Extracted data entries

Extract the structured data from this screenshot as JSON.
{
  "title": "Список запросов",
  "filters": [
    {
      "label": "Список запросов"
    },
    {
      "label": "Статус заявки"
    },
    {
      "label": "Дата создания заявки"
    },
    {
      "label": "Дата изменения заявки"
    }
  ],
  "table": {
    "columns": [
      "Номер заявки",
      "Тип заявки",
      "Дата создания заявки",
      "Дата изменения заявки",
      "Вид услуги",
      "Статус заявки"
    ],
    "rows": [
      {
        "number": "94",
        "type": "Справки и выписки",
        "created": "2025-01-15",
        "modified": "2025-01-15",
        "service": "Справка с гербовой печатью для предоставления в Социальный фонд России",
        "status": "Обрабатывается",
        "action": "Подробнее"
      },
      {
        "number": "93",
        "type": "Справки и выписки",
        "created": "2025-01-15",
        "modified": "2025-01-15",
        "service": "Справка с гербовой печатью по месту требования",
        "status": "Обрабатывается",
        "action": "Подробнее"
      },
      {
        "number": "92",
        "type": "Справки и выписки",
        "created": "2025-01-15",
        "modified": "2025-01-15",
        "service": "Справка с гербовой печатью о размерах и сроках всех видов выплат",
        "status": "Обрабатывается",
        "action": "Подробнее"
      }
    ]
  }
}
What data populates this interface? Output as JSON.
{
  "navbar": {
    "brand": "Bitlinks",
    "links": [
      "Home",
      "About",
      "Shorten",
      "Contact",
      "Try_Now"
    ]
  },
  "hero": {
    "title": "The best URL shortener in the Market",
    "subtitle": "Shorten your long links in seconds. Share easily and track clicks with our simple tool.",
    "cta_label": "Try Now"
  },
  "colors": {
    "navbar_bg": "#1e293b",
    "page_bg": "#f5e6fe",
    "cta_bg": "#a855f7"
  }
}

Exercise goal: Starting at the line that contains "What data populates", write out every line to the end of the entries, exactly as given.

Response:
What data populates this interface? Output as JSON.
{
  "navbar": {
    "brand": "Bitlinks",
    "links": [
      "Home",
      "About",
      "Shorten",
      "Contact",
      "Try_Now"
    ]
  },
  "hero": {
    "title": "The best URL shortener in the Market",
    "subtitle": "Shorten your long links in seconds. Share easily and track clicks with our simple tool.",
    "cta_label": "Try Now"
  },
  "colors": {
    "navbar_bg": "#1e293b",
    "page_bg": "#f5e6fe",
    "cta_bg": "#a855f7"
  }
}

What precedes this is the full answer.